§ **Recorded data**
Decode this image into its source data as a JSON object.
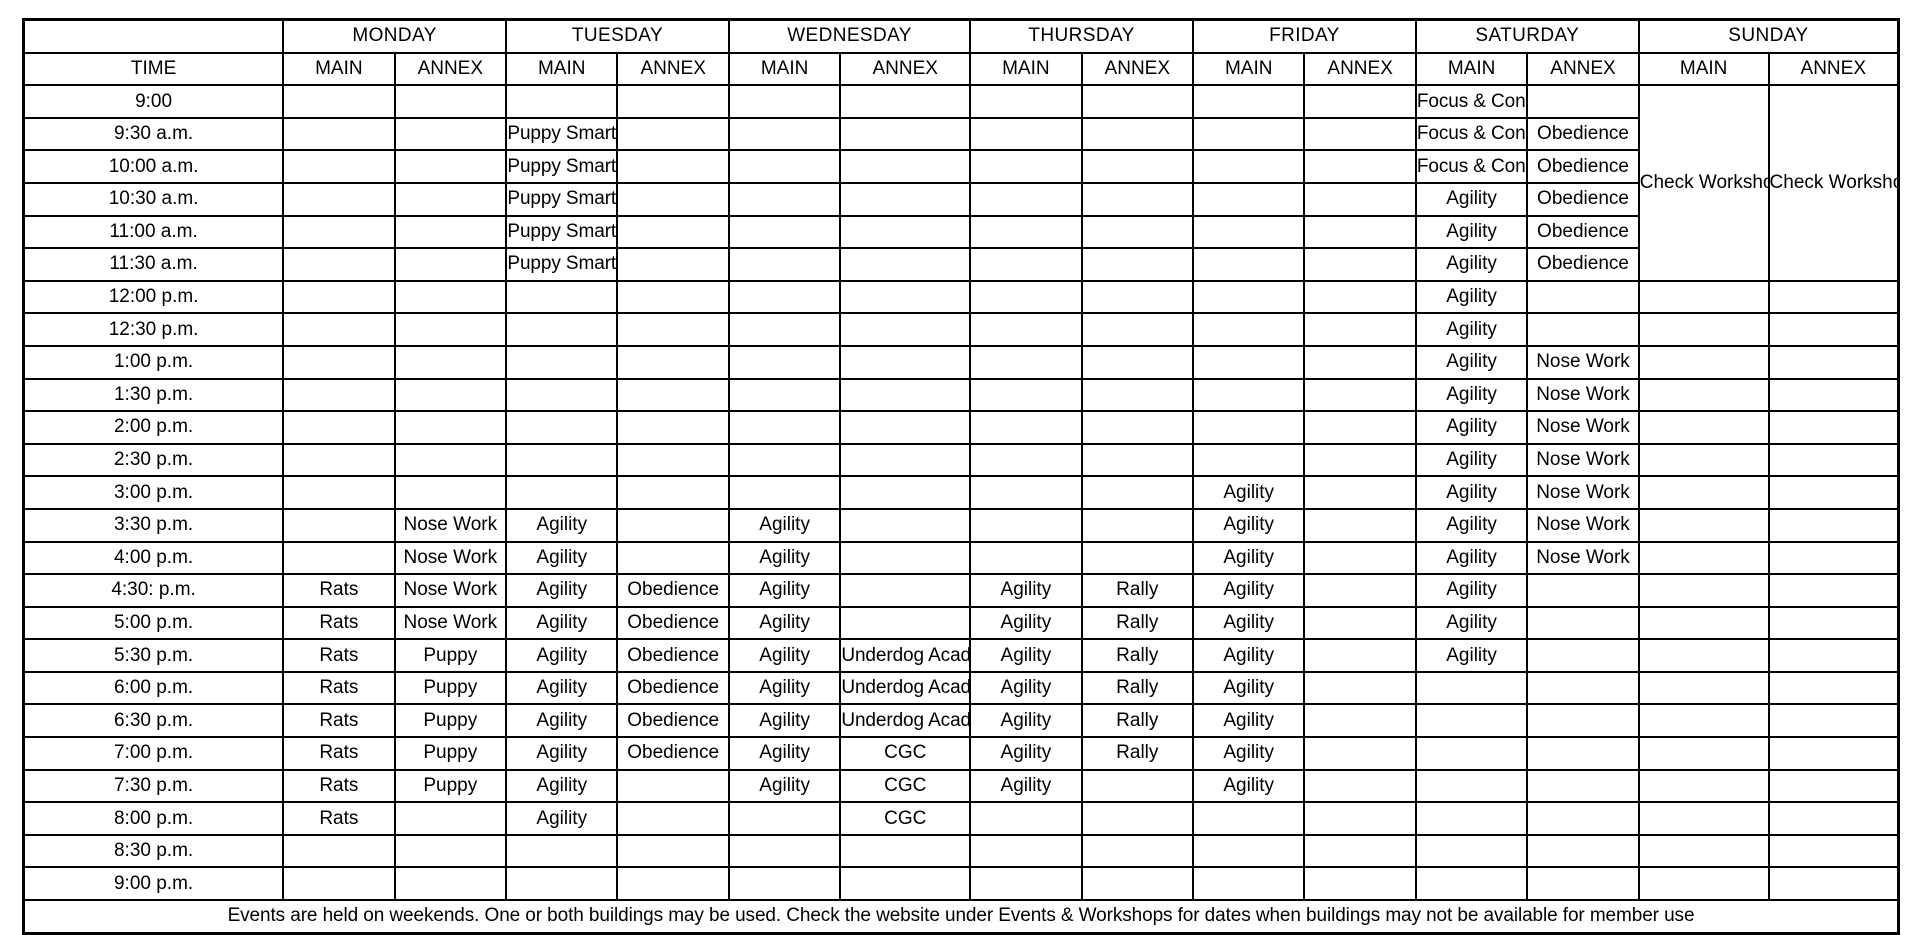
{
  "colors": {
    "accent": "#2fded2",
    "grid": "#000000",
    "cell_background": "#ffffff"
  },
  "header": {
    "corner_label": "",
    "time_column_label": "TIME",
    "days": [
      "MONDAY",
      "TUESDAY",
      "WEDNESDAY",
      "THURSDAY",
      "FRIDAY",
      "SATURDAY",
      "SUNDAY"
    ],
    "building_labels": [
      "MAIN",
      "ANNEX"
    ]
  },
  "footer": {
    "note": "Events are held on weekends. One or both buildings may be used. Check the website under Events & Workshops for dates when buildings may not be available for member use"
  },
  "sunday_note": {
    "main": "Check Workshops & Events for Scheduled Use",
    "annex": "Check Workshops & Events for Scheduled Use",
    "rowspan": 6
  },
  "schedule": {
    "times": [
      "9:00",
      "9:30 a.m.",
      "10:00 a.m.",
      "10:30 a.m.",
      "11:00 a.m.",
      "11:30 a.m.",
      "12:00 p.m.",
      "12:30 p.m.",
      "1:00 p.m.",
      "1:30 p.m.",
      "2:00 p.m.",
      "2:30 p.m.",
      "3:00 p.m.",
      "3:30 p.m.",
      "4:00 p.m.",
      "4:30: p.m.",
      "5:00 p.m.",
      "5:30 p.m.",
      "6:00 p.m.",
      "6:30 p.m.",
      "7:00 p.m.",
      "7:30 p.m.",
      "8:00 p.m.",
      "8:30 p.m.",
      "9:00 p.m."
    ],
    "rows": [
      {
        "time": "9:00",
        "cells": [
          "",
          "",
          "",
          "",
          "",
          "",
          "",
          "",
          "",
          "",
          "Focus & Control",
          "",
          "SUNDAY_MERGE",
          "SUNDAY_MERGE"
        ]
      },
      {
        "time": "9:30 a.m.",
        "cells": [
          "",
          "",
          "Puppy Smart",
          "",
          "",
          "",
          "",
          "",
          "",
          "",
          "Focus & Control",
          "Obedience",
          "",
          ""
        ]
      },
      {
        "time": "10:00 a.m.",
        "cells": [
          "",
          "",
          "Puppy Smart",
          "",
          "",
          "",
          "",
          "",
          "",
          "",
          "Focus & Control",
          "Obedience",
          "",
          ""
        ]
      },
      {
        "time": "10:30 a.m.",
        "cells": [
          "",
          "",
          "Puppy Smart",
          "",
          "",
          "",
          "",
          "",
          "",
          "",
          "Agility",
          "Obedience",
          "",
          ""
        ]
      },
      {
        "time": "11:00 a.m.",
        "cells": [
          "",
          "",
          "Puppy Smart",
          "",
          "",
          "",
          "",
          "",
          "",
          "",
          "Agility",
          "Obedience",
          "",
          ""
        ]
      },
      {
        "time": "11:30 a.m.",
        "cells": [
          "",
          "",
          "Puppy Smart",
          "",
          "",
          "",
          "",
          "",
          "",
          "",
          "Agility",
          "Obedience",
          "",
          ""
        ]
      },
      {
        "time": "12:00 p.m.",
        "cells": [
          "",
          "",
          "",
          "",
          "",
          "",
          "",
          "",
          "",
          "",
          "Agility",
          "",
          "",
          ""
        ]
      },
      {
        "time": "12:30 p.m.",
        "cells": [
          "",
          "",
          "",
          "",
          "",
          "",
          "",
          "",
          "",
          "",
          "Agility",
          "",
          "",
          ""
        ]
      },
      {
        "time": "1:00 p.m.",
        "cells": [
          "",
          "",
          "",
          "",
          "",
          "",
          "",
          "",
          "",
          "",
          "Agility",
          "Nose Work",
          "",
          ""
        ]
      },
      {
        "time": "1:30 p.m.",
        "cells": [
          "",
          "",
          "",
          "",
          "",
          "",
          "",
          "",
          "",
          "",
          "Agility",
          "Nose Work",
          "",
          ""
        ]
      },
      {
        "time": "2:00 p.m.",
        "cells": [
          "",
          "",
          "",
          "",
          "",
          "",
          "",
          "",
          "",
          "",
          "Agility",
          "Nose Work",
          "",
          ""
        ]
      },
      {
        "time": "2:30 p.m.",
        "cells": [
          "",
          "",
          "",
          "",
          "",
          "",
          "",
          "",
          "",
          "",
          "Agility",
          "Nose Work",
          "",
          ""
        ]
      },
      {
        "time": "3:00 p.m.",
        "cells": [
          "",
          "",
          "",
          "",
          "",
          "",
          "",
          "",
          "Agility",
          "",
          "Agility",
          "Nose Work",
          "",
          ""
        ]
      },
      {
        "time": "3:30 p.m.",
        "cells": [
          "",
          "Nose Work",
          "Agility",
          "",
          "Agility",
          "",
          "",
          "",
          "Agility",
          "",
          "Agility",
          "Nose Work",
          "",
          ""
        ]
      },
      {
        "time": "4:00 p.m.",
        "cells": [
          "",
          "Nose Work",
          "Agility",
          "",
          "Agility",
          "",
          "",
          "",
          "Agility",
          "",
          "Agility",
          "Nose Work",
          "",
          ""
        ]
      },
      {
        "time": "4:30: p.m.",
        "cells": [
          "Rats",
          "Nose Work",
          "Agility",
          "Obedience",
          "Agility",
          "",
          "Agility",
          "Rally",
          "Agility",
          "",
          "Agility",
          "",
          "",
          ""
        ]
      },
      {
        "time": "5:00 p.m.",
        "cells": [
          "Rats",
          "Nose Work",
          "Agility",
          "Obedience",
          "Agility",
          "",
          "Agility",
          "Rally",
          "Agility",
          "",
          "Agility",
          "",
          "",
          ""
        ]
      },
      {
        "time": "5:30 p.m.",
        "cells": [
          "Rats",
          "Puppy",
          "Agility",
          "Obedience",
          "Agility",
          "Underdog Academy",
          "Agility",
          "Rally",
          "Agility",
          "",
          "Agility",
          "",
          "",
          ""
        ]
      },
      {
        "time": "6:00 p.m.",
        "cells": [
          "Rats",
          "Puppy",
          "Agility",
          "Obedience",
          "Agility",
          "Underdog Academy",
          "Agility",
          "Rally",
          "Agility",
          "",
          "",
          "",
          "",
          ""
        ]
      },
      {
        "time": "6:30 p.m.",
        "cells": [
          "Rats",
          "Puppy",
          "Agility",
          "Obedience",
          "Agility",
          "Underdog Academy",
          "Agility",
          "Rally",
          "Agility",
          "",
          "",
          "",
          "",
          ""
        ]
      },
      {
        "time": "7:00 p.m.",
        "cells": [
          "Rats",
          "Puppy",
          "Agility",
          "Obedience",
          "Agility",
          "CGC",
          "Agility",
          "Rally",
          "Agility",
          "",
          "",
          "",
          "",
          ""
        ]
      },
      {
        "time": "7:30 p.m.",
        "cells": [
          "Rats",
          "Puppy",
          "Agility",
          "",
          "Agility",
          "CGC",
          "Agility",
          "",
          "Agility",
          "",
          "",
          "",
          "",
          ""
        ]
      },
      {
        "time": "8:00 p.m.",
        "cells": [
          "Rats",
          "",
          "Agility",
          "",
          "",
          "CGC",
          "",
          "",
          "",
          "",
          "",
          "",
          "",
          ""
        ]
      },
      {
        "time": "8:30 p.m.",
        "cells": [
          "",
          "",
          "",
          "",
          "",
          "",
          "",
          "",
          "",
          "",
          "",
          "",
          "",
          ""
        ]
      },
      {
        "time": "9:00 p.m.",
        "cells": [
          "",
          "",
          "",
          "",
          "",
          "",
          "",
          "",
          "",
          "",
          "",
          "",
          "",
          ""
        ]
      }
    ],
    "small_text_activities": [
      "Puppy Smart",
      "Focus & Control",
      "Underdog Academy"
    ],
    "activity_names": [
      "Rats",
      "Nose Work",
      "Puppy",
      "Puppy Smart",
      "Agility",
      "Obedience",
      "Underdog Academy",
      "CGC",
      "Rally",
      "Focus & Control"
    ]
  }
}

§ **AIM**
What comes back should match the records exactly, minus any pictures.

§ **RESPONSE TO THE EXERCISE**
Decode this image into its source data as a JSON object.
{
  "colors": {
    "accent": "#2fded2",
    "grid": "#000000",
    "cell_background": "#ffffff"
  },
  "header": {
    "corner_label": "",
    "time_column_label": "TIME",
    "days": [
      "MONDAY",
      "TUESDAY",
      "WEDNESDAY",
      "THURSDAY",
      "FRIDAY",
      "SATURDAY",
      "SUNDAY"
    ],
    "building_labels": [
      "MAIN",
      "ANNEX"
    ]
  },
  "footer": {
    "note": "Events are held on weekends. One or both buildings may be used. Check the website under Events & Workshops for dates when buildings may not be available for member use"
  },
  "sunday_note": {
    "main": "Check Workshops & Events for Scheduled Use",
    "annex": "Check Workshops & Events for Scheduled Use",
    "rowspan": 6
  },
  "schedule": {
    "times": [
      "9:00",
      "9:30 a.m.",
      "10:00 a.m.",
      "10:30 a.m.",
      "11:00 a.m.",
      "11:30 a.m.",
      "12:00 p.m.",
      "12:30 p.m.",
      "1:00 p.m.",
      "1:30 p.m.",
      "2:00 p.m.",
      "2:30 p.m.",
      "3:00 p.m.",
      "3:30 p.m.",
      "4:00 p.m.",
      "4:30: p.m.",
      "5:00 p.m.",
      "5:30 p.m.",
      "6:00 p.m.",
      "6:30 p.m.",
      "7:00 p.m.",
      "7:30 p.m.",
      "8:00 p.m.",
      "8:30 p.m.",
      "9:00 p.m."
    ],
    "rows": [
      {
        "time": "9:00",
        "cells": [
          "",
          "",
          "",
          "",
          "",
          "",
          "",
          "",
          "",
          "",
          "Focus & Control",
          "",
          "SUNDAY_MERGE",
          "SUNDAY_MERGE"
        ]
      },
      {
        "time": "9:30 a.m.",
        "cells": [
          "",
          "",
          "Puppy Smart",
          "",
          "",
          "",
          "",
          "",
          "",
          "",
          "Focus & Control",
          "Obedience",
          "",
          ""
        ]
      },
      {
        "time": "10:00 a.m.",
        "cells": [
          "",
          "",
          "Puppy Smart",
          "",
          "",
          "",
          "",
          "",
          "",
          "",
          "Focus & Control",
          "Obedience",
          "",
          ""
        ]
      },
      {
        "time": "10:30 a.m.",
        "cells": [
          "",
          "",
          "Puppy Smart",
          "",
          "",
          "",
          "",
          "",
          "",
          "",
          "Agility",
          "Obedience",
          "",
          ""
        ]
      },
      {
        "time": "11:00 a.m.",
        "cells": [
          "",
          "",
          "Puppy Smart",
          "",
          "",
          "",
          "",
          "",
          "",
          "",
          "Agility",
          "Obedience",
          "",
          ""
        ]
      },
      {
        "time": "11:30 a.m.",
        "cells": [
          "",
          "",
          "Puppy Smart",
          "",
          "",
          "",
          "",
          "",
          "",
          "",
          "Agility",
          "Obedience",
          "",
          ""
        ]
      },
      {
        "time": "12:00 p.m.",
        "cells": [
          "",
          "",
          "",
          "",
          "",
          "",
          "",
          "",
          "",
          "",
          "Agility",
          "",
          "",
          ""
        ]
      },
      {
        "time": "12:30 p.m.",
        "cells": [
          "",
          "",
          "",
          "",
          "",
          "",
          "",
          "",
          "",
          "",
          "Agility",
          "",
          "",
          ""
        ]
      },
      {
        "time": "1:00 p.m.",
        "cells": [
          "",
          "",
          "",
          "",
          "",
          "",
          "",
          "",
          "",
          "",
          "Agility",
          "Nose Work",
          "",
          ""
        ]
      },
      {
        "time": "1:30 p.m.",
        "cells": [
          "",
          "",
          "",
          "",
          "",
          "",
          "",
          "",
          "",
          "",
          "Agility",
          "Nose Work",
          "",
          ""
        ]
      },
      {
        "time": "2:00 p.m.",
        "cells": [
          "",
          "",
          "",
          "",
          "",
          "",
          "",
          "",
          "",
          "",
          "Agility",
          "Nose Work",
          "",
          ""
        ]
      },
      {
        "time": "2:30 p.m.",
        "cells": [
          "",
          "",
          "",
          "",
          "",
          "",
          "",
          "",
          "",
          "",
          "Agility",
          "Nose Work",
          "",
          ""
        ]
      },
      {
        "time": "3:00 p.m.",
        "cells": [
          "",
          "",
          "",
          "",
          "",
          "",
          "",
          "",
          "Agility",
          "",
          "Agility",
          "Nose Work",
          "",
          ""
        ]
      },
      {
        "time": "3:30 p.m.",
        "cells": [
          "",
          "Nose Work",
          "Agility",
          "",
          "Agility",
          "",
          "",
          "",
          "Agility",
          "",
          "Agility",
          "Nose Work",
          "",
          ""
        ]
      },
      {
        "time": "4:00 p.m.",
        "cells": [
          "",
          "Nose Work",
          "Agility",
          "",
          "Agility",
          "",
          "",
          "",
          "Agility",
          "",
          "Agility",
          "Nose Work",
          "",
          ""
        ]
      },
      {
        "time": "4:30: p.m.",
        "cells": [
          "Rats",
          "Nose Work",
          "Agility",
          "Obedience",
          "Agility",
          "",
          "Agility",
          "Rally",
          "Agility",
          "",
          "Agility",
          "",
          "",
          ""
        ]
      },
      {
        "time": "5:00 p.m.",
        "cells": [
          "Rats",
          "Nose Work",
          "Agility",
          "Obedience",
          "Agility",
          "",
          "Agility",
          "Rally",
          "Agility",
          "",
          "Agility",
          "",
          "",
          ""
        ]
      },
      {
        "time": "5:30 p.m.",
        "cells": [
          "Rats",
          "Puppy",
          "Agility",
          "Obedience",
          "Agility",
          "Underdog Academy",
          "Agility",
          "Rally",
          "Agility",
          "",
          "Agility",
          "",
          "",
          ""
        ]
      },
      {
        "time": "6:00 p.m.",
        "cells": [
          "Rats",
          "Puppy",
          "Agility",
          "Obedience",
          "Agility",
          "Underdog Academy",
          "Agility",
          "Rally",
          "Agility",
          "",
          "",
          "",
          "",
          ""
        ]
      },
      {
        "time": "6:30 p.m.",
        "cells": [
          "Rats",
          "Puppy",
          "Agility",
          "Obedience",
          "Agility",
          "Underdog Academy",
          "Agility",
          "Rally",
          "Agility",
          "",
          "",
          "",
          "",
          ""
        ]
      },
      {
        "time": "7:00 p.m.",
        "cells": [
          "Rats",
          "Puppy",
          "Agility",
          "Obedience",
          "Agility",
          "CGC",
          "Agility",
          "Rally",
          "Agility",
          "",
          "",
          "",
          "",
          ""
        ]
      },
      {
        "time": "7:30 p.m.",
        "cells": [
          "Rats",
          "Puppy",
          "Agility",
          "",
          "Agility",
          "CGC",
          "Agility",
          "",
          "Agility",
          "",
          "",
          "",
          "",
          ""
        ]
      },
      {
        "time": "8:00 p.m.",
        "cells": [
          "Rats",
          "",
          "Agility",
          "",
          "",
          "CGC",
          "",
          "",
          "",
          "",
          "",
          "",
          "",
          ""
        ]
      },
      {
        "time": "8:30 p.m.",
        "cells": [
          "",
          "",
          "",
          "",
          "",
          "",
          "",
          "",
          "",
          "",
          "",
          "",
          "",
          ""
        ]
      },
      {
        "time": "9:00 p.m.",
        "cells": [
          "",
          "",
          "",
          "",
          "",
          "",
          "",
          "",
          "",
          "",
          "",
          "",
          "",
          ""
        ]
      }
    ],
    "small_text_activities": [
      "Puppy Smart",
      "Focus & Control",
      "Underdog Academy"
    ],
    "activity_names": [
      "Rats",
      "Nose Work",
      "Puppy",
      "Puppy Smart",
      "Agility",
      "Obedience",
      "Underdog Academy",
      "CGC",
      "Rally",
      "Focus & Control"
    ]
  }
}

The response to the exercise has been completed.